(Dataset excerpts)
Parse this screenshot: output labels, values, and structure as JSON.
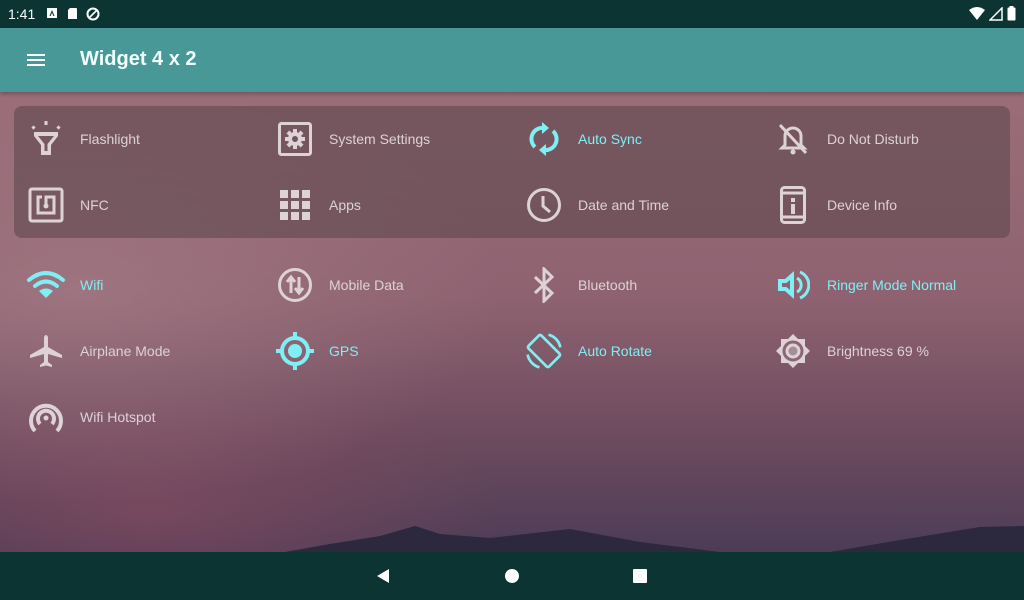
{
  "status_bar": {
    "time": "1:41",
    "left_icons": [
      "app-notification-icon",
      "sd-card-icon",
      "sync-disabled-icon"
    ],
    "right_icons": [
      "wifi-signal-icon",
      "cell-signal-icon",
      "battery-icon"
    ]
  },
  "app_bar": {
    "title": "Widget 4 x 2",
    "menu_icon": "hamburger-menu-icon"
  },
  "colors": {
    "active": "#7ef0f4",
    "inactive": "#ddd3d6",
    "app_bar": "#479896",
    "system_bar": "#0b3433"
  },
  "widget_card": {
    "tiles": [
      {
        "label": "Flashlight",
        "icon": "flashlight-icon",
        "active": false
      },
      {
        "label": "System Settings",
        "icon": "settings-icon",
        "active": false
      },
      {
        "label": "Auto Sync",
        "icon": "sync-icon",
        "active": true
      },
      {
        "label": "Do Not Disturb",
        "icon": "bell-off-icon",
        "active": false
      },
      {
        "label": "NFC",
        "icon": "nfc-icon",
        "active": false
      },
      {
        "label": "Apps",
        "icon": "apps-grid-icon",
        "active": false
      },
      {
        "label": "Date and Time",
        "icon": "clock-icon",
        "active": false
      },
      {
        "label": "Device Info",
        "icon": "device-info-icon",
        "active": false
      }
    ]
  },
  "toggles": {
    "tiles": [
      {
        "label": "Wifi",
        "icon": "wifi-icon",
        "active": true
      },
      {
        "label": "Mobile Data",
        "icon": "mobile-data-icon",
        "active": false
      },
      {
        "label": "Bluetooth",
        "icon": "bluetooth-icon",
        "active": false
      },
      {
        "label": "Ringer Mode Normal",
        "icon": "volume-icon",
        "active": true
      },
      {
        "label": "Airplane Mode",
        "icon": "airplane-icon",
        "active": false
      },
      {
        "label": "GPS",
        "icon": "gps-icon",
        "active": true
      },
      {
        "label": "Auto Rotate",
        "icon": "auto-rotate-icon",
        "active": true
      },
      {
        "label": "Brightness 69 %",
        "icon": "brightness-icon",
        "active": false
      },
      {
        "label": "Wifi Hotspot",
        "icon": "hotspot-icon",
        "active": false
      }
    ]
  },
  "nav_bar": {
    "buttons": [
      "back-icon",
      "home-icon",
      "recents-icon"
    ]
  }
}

GIVEN INSTRUCTION:
List each line of the entries that holds the string "Mode".

SOLUTION TO THIS PROBLEM:
        "label": "Ringer Mode Normal",
        "label": "Airplane Mode",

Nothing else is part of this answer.